— EXERCISE BRIEF —
Everything in the listing except the pictures should be written out exactly.
-- begin --
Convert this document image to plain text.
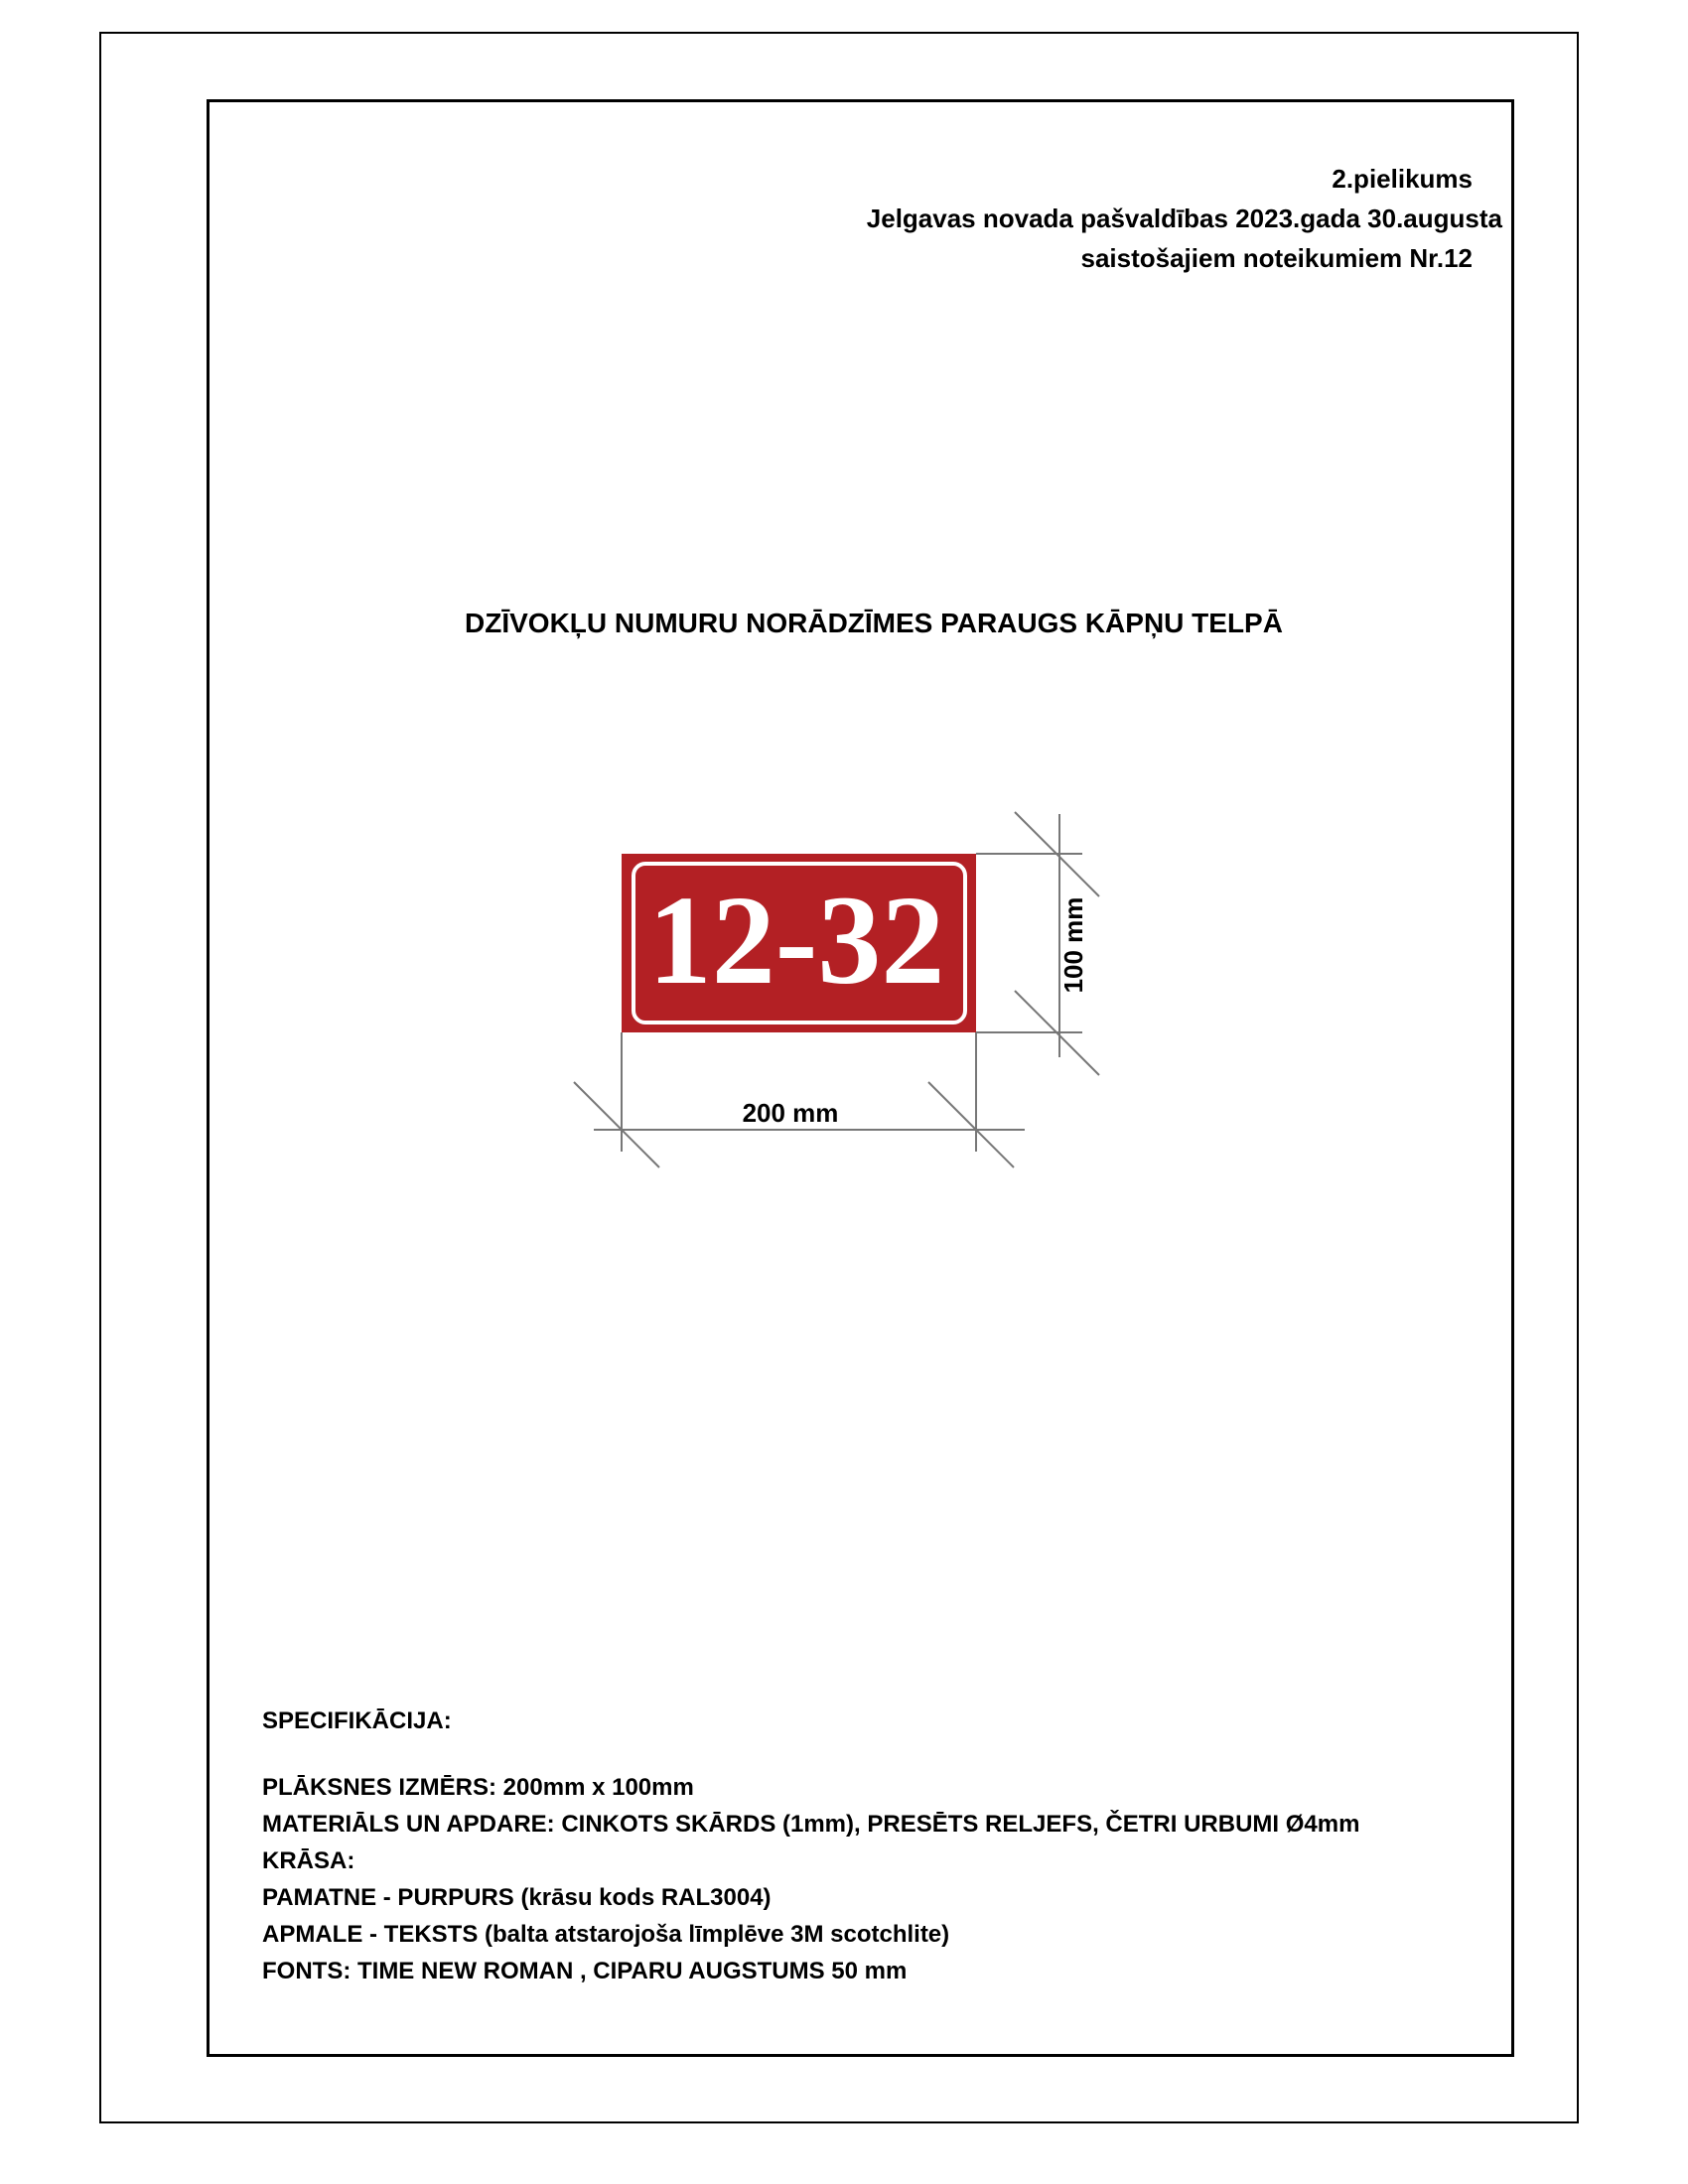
2.pielikums
Jelgavas novada pašvaldības 2023.gada 30.augusta
saistošajiem noteikumiem Nr.12
DZĪVOKĻU NUMURU NORĀDZĪMES PARAUGS KĀPŅU TELPĀ
12-32
200 mm
100 mm
SPECIFIKĀCIJA:
PLĀKSNES IZMĒRS: 200mm x 100mm
MATERIĀLS UN APDARE: CINKOTS SKĀRDS (1mm), PRESĒTS RELJEFS, ČETRI URBUMI Ø4mm
KRĀSA:
PAMATNE - PURPURS (krāsu kods RAL3004)
APMALE - TEKSTS (balta atstarojoša līmplēve 3M scotchlite)
FONTS: TIME NEW ROMAN , CIPARU AUGSTUMS 50 mm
-- end --
— SOLUTION FOR THIS PROBLEM —
Convert this document image to plain text.
2.pielikums
Jelgavas novada pašvaldības 2023.gada 30.augusta
saistošajiem noteikumiem Nr.12
DZĪVOKĻU NUMURU NORĀDZĪMES PARAUGS KĀPŅU TELPĀ
12-32
200 mm
100 mm
SPECIFIKĀCIJA:
PLĀKSNES IZMĒRS: 200mm x 100mm
MATERIĀLS UN APDARE: CINKOTS SKĀRDS (1mm), PRESĒTS RELJEFS, ČETRI URBUMI Ø4mm
KRĀSA:
PAMATNE - PURPURS (krāsu kods RAL3004)
APMALE - TEKSTS (balta atstarojoša līmplēve 3M scotchlite)
FONTS: TIME NEW ROMAN , CIPARU AUGSTUMS 50 mm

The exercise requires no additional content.